# Task to carry out:
Copy out every line that contains the word "kind".

# Data to process:
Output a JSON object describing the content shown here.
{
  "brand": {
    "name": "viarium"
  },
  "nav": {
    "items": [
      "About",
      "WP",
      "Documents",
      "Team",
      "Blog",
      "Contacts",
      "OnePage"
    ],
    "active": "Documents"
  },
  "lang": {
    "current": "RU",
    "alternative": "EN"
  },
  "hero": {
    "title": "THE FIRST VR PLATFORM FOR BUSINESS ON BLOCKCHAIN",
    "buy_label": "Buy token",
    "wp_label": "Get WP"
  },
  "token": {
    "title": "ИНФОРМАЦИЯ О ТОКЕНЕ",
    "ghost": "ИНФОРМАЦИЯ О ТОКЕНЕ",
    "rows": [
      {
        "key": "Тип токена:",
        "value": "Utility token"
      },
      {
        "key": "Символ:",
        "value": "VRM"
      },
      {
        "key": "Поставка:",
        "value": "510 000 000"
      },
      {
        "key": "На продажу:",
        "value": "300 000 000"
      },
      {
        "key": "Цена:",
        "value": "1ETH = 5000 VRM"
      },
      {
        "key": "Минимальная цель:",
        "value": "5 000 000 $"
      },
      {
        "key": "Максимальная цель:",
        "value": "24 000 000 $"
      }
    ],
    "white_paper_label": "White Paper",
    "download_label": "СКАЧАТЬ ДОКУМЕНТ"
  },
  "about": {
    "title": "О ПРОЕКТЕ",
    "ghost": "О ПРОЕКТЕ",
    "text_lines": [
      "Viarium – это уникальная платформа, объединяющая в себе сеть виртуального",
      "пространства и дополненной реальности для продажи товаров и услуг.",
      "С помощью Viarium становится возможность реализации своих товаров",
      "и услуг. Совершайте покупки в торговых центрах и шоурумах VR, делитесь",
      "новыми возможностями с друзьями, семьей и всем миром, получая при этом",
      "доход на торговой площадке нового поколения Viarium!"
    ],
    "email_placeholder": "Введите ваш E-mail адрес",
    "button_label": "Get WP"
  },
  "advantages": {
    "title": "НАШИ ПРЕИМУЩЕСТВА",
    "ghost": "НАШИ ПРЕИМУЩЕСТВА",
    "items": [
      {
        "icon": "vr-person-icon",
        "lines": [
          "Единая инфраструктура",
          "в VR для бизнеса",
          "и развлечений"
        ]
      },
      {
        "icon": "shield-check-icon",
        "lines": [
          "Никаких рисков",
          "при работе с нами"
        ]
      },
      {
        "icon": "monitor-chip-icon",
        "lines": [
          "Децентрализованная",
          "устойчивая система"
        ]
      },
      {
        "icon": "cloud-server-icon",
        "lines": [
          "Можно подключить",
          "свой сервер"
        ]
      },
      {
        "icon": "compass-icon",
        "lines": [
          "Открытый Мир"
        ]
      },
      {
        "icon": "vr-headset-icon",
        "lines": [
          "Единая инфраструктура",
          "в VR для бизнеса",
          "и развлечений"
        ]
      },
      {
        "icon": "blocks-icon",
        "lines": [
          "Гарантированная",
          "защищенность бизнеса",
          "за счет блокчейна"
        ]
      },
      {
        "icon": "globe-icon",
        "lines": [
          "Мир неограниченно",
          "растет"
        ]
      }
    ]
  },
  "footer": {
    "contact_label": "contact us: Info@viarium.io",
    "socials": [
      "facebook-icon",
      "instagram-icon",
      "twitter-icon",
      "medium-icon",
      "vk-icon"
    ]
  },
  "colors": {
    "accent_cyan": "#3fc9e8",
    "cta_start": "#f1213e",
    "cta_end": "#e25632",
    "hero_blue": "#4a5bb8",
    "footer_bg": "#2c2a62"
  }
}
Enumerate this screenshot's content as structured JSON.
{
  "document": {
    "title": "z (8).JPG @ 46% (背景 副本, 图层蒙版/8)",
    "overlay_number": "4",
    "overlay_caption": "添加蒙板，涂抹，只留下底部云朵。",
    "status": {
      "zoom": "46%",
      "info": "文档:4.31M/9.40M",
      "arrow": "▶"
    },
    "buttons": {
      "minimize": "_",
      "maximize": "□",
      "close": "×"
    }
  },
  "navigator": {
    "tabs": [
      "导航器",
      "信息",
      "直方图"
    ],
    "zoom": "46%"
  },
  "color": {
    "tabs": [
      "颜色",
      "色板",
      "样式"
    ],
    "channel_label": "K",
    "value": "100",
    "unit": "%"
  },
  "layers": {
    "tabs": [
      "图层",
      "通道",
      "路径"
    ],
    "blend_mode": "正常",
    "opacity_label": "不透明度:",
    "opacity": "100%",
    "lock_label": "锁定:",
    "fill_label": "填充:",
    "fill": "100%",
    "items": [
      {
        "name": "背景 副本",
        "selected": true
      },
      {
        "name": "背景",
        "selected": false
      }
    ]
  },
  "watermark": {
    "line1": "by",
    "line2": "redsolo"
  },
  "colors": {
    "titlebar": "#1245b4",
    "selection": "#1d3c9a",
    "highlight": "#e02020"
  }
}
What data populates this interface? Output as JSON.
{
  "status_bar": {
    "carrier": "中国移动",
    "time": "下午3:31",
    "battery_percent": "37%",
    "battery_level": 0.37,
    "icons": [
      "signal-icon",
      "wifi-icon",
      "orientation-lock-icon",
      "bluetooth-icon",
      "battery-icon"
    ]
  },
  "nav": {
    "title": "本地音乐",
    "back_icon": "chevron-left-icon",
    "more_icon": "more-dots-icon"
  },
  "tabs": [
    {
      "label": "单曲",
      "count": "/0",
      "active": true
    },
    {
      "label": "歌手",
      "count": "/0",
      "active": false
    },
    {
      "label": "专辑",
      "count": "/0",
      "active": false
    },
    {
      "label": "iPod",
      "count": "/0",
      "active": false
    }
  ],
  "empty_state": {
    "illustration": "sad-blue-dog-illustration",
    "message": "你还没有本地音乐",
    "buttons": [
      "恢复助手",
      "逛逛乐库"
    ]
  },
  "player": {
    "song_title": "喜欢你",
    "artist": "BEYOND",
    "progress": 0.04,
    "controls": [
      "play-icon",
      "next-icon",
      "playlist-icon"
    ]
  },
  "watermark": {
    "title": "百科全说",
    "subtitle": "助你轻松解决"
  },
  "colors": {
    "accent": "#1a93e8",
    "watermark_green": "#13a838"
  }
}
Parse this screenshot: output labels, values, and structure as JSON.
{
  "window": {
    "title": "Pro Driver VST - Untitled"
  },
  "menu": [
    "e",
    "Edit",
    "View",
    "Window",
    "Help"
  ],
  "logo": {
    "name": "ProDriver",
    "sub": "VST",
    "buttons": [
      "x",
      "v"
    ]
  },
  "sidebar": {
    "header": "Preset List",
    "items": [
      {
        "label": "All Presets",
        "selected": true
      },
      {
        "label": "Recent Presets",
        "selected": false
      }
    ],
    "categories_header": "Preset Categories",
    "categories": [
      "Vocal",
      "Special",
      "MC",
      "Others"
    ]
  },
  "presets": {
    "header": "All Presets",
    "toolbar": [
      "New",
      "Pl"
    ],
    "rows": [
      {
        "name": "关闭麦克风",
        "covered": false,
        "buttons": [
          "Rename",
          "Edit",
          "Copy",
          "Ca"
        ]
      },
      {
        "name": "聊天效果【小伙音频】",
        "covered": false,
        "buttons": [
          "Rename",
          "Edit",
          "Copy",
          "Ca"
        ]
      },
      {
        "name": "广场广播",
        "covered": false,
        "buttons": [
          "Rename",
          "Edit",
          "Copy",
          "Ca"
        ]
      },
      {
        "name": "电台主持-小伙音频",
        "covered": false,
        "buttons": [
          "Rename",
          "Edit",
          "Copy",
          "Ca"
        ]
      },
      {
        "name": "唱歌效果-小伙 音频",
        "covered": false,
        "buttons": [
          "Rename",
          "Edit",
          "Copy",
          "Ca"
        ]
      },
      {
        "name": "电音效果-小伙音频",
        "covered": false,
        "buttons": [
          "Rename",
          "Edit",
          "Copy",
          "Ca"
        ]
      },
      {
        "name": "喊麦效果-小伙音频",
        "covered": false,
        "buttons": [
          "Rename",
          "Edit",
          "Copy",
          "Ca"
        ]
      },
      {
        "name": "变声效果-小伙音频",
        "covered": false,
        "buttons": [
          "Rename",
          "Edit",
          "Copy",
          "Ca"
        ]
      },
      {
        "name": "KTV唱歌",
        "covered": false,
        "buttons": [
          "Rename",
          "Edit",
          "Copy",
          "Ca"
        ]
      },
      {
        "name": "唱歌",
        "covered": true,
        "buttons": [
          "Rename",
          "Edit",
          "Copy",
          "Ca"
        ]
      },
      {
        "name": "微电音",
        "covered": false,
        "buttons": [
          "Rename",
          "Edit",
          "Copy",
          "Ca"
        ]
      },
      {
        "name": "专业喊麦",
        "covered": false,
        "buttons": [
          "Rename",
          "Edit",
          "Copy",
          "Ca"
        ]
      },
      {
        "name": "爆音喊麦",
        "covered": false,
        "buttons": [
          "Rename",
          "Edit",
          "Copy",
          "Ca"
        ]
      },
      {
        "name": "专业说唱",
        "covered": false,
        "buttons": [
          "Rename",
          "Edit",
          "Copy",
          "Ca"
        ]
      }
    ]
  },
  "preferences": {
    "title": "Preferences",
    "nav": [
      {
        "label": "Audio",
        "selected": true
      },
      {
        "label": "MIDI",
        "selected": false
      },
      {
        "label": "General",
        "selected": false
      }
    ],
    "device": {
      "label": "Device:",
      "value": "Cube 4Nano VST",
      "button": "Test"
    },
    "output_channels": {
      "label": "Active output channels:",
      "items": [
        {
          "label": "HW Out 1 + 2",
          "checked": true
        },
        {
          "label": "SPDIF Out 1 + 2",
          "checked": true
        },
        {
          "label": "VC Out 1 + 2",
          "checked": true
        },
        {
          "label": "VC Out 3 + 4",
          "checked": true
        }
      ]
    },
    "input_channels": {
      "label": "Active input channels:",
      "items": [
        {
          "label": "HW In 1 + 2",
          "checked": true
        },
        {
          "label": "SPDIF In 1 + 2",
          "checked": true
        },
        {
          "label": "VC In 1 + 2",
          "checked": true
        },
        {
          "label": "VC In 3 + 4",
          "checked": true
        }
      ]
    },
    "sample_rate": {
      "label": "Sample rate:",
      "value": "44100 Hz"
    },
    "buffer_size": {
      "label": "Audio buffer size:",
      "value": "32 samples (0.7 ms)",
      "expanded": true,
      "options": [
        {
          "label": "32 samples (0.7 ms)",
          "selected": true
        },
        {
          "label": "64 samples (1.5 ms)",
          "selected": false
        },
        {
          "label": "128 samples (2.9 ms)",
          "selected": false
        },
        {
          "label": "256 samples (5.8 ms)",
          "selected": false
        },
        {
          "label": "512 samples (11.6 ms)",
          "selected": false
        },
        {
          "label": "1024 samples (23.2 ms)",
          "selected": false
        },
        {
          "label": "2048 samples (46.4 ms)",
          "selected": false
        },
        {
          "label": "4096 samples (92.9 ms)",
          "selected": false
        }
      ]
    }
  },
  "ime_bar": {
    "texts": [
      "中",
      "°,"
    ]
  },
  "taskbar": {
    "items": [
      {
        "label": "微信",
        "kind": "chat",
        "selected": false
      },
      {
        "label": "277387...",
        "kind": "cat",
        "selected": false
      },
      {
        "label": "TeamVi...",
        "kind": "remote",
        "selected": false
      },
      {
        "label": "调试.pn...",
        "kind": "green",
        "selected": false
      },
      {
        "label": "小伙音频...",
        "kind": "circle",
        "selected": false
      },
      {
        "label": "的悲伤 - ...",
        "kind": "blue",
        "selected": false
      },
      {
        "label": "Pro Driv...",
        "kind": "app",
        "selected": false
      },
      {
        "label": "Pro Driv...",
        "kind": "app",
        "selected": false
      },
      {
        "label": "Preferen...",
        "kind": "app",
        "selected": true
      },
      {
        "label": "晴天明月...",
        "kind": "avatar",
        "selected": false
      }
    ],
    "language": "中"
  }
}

# Solution for this exercise:
        "kind": "chat",
        "kind": "cat",
        "kind": "remote",
        "kind": "green",
        "kind": "circle",
        "kind": "blue",
        "kind": "app",
        "kind": "app",
        "kind": "app",
        "kind": "avatar",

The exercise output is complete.